Without the pictures, repeat the listing character for character.

## DATASET ROWS
----------------
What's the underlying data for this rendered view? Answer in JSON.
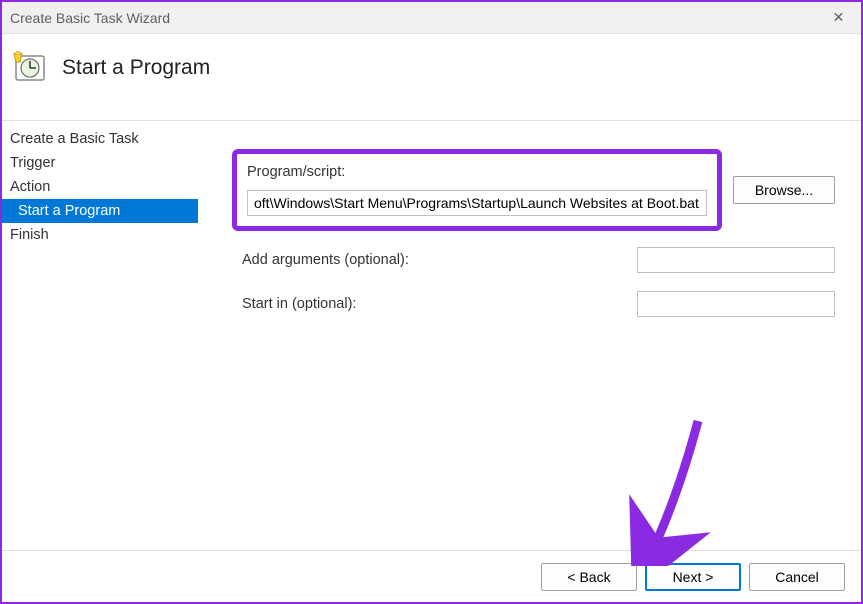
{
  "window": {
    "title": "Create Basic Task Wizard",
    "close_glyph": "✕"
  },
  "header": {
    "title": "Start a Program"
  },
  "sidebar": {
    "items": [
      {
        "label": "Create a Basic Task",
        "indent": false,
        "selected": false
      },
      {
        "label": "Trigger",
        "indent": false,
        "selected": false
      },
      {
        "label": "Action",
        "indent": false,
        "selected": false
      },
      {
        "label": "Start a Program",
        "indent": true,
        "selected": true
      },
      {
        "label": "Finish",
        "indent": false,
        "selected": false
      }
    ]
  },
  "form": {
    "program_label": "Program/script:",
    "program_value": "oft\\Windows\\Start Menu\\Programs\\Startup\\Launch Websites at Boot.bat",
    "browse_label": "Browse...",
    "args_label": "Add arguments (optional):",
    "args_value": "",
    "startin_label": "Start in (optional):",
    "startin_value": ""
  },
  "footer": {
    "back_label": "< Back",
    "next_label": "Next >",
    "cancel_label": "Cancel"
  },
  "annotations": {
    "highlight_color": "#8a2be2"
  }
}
----------------
## SOLUTION FOR THIS PROBLEM
What's the underlying data for this rendered view? Answer in JSON.
{
  "window": {
    "title": "Create Basic Task Wizard",
    "close_glyph": "✕"
  },
  "header": {
    "title": "Start a Program"
  },
  "sidebar": {
    "items": [
      {
        "label": "Create a Basic Task",
        "indent": false,
        "selected": false
      },
      {
        "label": "Trigger",
        "indent": false,
        "selected": false
      },
      {
        "label": "Action",
        "indent": false,
        "selected": false
      },
      {
        "label": "Start a Program",
        "indent": true,
        "selected": true
      },
      {
        "label": "Finish",
        "indent": false,
        "selected": false
      }
    ]
  },
  "form": {
    "program_label": "Program/script:",
    "program_value": "oft\\Windows\\Start Menu\\Programs\\Startup\\Launch Websites at Boot.bat",
    "browse_label": "Browse...",
    "args_label": "Add arguments (optional):",
    "args_value": "",
    "startin_label": "Start in (optional):",
    "startin_value": ""
  },
  "footer": {
    "back_label": "< Back",
    "next_label": "Next >",
    "cancel_label": "Cancel"
  },
  "annotations": {
    "highlight_color": "#8a2be2"
  }
}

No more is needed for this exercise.